Task description → Copy every line of the data that includes the string "FORMAT".

Exercise materials →
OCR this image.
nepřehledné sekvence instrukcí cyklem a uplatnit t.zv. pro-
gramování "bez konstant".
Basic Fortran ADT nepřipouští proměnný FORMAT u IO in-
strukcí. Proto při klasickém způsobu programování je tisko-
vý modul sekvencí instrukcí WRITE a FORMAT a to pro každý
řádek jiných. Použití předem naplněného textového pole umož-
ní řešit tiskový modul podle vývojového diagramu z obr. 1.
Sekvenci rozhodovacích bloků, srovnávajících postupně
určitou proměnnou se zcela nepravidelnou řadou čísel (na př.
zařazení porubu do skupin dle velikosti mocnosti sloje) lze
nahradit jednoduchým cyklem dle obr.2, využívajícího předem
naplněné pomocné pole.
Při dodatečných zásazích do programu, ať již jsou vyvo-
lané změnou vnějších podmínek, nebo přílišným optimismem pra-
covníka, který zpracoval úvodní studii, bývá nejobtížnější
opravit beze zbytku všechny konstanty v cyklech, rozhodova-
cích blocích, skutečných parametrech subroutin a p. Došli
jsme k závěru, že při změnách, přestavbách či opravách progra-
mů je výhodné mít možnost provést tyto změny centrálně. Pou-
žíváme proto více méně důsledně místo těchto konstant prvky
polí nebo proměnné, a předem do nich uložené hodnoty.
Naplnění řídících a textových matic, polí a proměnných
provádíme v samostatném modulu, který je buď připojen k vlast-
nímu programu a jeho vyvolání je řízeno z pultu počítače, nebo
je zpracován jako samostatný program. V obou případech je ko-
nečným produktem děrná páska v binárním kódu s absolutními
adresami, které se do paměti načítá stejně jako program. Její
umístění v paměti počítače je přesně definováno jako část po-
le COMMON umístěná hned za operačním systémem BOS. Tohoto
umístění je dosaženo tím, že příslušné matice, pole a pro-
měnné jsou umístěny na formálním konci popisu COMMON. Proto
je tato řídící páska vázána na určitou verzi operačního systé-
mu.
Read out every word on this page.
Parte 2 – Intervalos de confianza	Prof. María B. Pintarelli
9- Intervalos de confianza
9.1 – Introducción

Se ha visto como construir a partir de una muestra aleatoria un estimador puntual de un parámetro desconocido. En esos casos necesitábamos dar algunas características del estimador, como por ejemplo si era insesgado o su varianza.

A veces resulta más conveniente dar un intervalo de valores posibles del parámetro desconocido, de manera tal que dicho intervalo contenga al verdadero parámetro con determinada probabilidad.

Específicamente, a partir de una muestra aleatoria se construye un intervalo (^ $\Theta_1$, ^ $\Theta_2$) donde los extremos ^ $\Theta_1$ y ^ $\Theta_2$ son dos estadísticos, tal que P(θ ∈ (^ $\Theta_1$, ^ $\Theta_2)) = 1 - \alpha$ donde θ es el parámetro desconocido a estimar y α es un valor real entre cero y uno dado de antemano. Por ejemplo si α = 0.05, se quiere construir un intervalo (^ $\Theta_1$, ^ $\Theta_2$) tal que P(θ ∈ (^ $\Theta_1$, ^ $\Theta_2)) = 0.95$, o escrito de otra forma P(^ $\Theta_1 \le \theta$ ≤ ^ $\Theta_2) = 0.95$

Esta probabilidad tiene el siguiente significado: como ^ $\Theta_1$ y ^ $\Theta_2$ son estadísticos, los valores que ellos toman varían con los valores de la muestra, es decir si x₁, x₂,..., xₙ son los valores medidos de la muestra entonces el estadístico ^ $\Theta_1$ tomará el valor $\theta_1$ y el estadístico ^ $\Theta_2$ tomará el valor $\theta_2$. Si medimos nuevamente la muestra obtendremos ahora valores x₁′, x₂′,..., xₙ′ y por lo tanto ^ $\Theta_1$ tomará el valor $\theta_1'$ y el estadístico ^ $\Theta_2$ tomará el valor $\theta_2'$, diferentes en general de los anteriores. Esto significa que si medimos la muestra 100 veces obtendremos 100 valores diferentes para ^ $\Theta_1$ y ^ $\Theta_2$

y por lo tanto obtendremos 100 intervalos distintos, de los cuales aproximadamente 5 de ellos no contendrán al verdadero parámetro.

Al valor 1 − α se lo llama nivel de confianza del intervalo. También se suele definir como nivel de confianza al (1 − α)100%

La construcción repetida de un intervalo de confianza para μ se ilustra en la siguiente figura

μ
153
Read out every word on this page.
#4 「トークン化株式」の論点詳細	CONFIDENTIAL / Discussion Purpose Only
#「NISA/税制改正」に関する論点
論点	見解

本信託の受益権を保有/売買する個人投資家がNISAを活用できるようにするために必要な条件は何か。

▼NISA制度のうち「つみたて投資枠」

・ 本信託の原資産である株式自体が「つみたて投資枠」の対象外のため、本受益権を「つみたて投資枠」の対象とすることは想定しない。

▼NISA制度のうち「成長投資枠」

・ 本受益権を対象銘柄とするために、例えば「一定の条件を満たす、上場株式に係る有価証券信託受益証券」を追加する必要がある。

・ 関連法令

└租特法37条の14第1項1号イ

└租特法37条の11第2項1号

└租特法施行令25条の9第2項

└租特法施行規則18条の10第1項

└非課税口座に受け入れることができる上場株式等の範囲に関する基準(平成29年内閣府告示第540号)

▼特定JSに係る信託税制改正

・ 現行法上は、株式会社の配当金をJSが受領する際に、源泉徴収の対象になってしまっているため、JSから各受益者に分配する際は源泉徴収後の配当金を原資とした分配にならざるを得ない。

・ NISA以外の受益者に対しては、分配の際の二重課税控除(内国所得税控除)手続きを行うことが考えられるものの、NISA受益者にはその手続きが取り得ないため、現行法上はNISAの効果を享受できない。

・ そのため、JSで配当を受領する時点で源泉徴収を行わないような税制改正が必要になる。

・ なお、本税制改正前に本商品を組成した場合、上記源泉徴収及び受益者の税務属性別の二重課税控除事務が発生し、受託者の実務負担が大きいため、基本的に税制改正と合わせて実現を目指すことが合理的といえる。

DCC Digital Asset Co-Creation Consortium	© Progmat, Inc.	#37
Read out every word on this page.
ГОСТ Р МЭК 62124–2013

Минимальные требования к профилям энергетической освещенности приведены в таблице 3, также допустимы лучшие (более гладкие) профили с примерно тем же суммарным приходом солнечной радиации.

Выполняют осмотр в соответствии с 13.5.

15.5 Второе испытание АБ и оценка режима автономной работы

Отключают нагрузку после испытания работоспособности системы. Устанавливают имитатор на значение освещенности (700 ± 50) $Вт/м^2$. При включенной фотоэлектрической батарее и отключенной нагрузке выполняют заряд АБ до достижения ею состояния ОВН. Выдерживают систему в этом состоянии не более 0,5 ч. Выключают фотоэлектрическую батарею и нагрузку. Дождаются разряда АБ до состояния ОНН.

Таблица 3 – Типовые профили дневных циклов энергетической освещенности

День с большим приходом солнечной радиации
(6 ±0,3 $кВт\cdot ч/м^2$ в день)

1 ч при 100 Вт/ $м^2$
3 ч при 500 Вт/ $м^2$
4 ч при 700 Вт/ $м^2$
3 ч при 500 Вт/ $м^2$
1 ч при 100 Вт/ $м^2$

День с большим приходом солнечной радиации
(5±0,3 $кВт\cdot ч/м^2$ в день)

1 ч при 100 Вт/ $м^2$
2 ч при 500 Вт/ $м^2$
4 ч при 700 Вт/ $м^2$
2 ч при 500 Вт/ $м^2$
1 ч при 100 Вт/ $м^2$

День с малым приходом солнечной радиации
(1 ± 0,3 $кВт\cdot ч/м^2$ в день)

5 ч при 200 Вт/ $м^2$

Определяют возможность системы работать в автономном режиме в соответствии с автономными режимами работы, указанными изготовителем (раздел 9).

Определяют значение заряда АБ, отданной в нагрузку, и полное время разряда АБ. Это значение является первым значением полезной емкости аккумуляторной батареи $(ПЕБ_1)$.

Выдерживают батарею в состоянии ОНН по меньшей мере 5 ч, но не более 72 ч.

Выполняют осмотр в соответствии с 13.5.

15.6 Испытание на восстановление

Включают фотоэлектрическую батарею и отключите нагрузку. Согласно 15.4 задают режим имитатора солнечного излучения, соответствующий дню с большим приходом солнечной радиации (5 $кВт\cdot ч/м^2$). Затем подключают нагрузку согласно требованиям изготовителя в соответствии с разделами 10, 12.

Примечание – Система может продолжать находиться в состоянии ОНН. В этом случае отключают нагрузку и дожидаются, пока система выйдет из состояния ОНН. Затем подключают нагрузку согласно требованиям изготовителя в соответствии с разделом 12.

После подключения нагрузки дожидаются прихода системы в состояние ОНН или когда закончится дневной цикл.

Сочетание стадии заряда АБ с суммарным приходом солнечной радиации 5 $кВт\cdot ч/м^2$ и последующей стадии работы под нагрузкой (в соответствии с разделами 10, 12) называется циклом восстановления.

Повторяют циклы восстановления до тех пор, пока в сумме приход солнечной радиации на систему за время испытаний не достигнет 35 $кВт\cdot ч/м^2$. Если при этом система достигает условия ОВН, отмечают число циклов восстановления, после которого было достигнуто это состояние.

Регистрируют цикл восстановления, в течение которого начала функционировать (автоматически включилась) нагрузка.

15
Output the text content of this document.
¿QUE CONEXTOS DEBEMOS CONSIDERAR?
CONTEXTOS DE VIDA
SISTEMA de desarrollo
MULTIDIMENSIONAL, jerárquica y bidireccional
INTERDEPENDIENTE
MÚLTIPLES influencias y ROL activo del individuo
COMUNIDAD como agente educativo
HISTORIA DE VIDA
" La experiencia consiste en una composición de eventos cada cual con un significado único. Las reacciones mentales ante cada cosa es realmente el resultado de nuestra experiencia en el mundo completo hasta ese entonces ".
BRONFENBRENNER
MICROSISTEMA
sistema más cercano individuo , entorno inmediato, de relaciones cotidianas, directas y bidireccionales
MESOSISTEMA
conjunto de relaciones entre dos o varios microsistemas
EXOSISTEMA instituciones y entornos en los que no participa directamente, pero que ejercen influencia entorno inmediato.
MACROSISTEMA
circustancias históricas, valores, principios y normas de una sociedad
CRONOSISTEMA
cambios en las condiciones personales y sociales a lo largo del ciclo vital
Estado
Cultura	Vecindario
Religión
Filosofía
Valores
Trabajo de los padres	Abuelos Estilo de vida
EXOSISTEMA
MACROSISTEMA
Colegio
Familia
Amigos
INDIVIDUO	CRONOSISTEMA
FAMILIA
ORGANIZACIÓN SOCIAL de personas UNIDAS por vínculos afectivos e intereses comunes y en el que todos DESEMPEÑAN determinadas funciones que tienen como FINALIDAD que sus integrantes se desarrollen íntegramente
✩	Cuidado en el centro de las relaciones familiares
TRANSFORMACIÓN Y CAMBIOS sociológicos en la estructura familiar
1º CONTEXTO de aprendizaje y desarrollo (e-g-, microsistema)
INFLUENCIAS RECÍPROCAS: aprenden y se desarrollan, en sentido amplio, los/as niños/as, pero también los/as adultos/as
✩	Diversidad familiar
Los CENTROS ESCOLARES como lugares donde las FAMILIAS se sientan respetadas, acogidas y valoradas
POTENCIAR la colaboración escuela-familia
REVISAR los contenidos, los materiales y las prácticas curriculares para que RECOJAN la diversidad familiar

Output below →
Basic Fortran ADT nepřipouští proměnný FORMAT u IO in-
vý modul sekvencí instrukcí WRITE a FORMAT a to pro každý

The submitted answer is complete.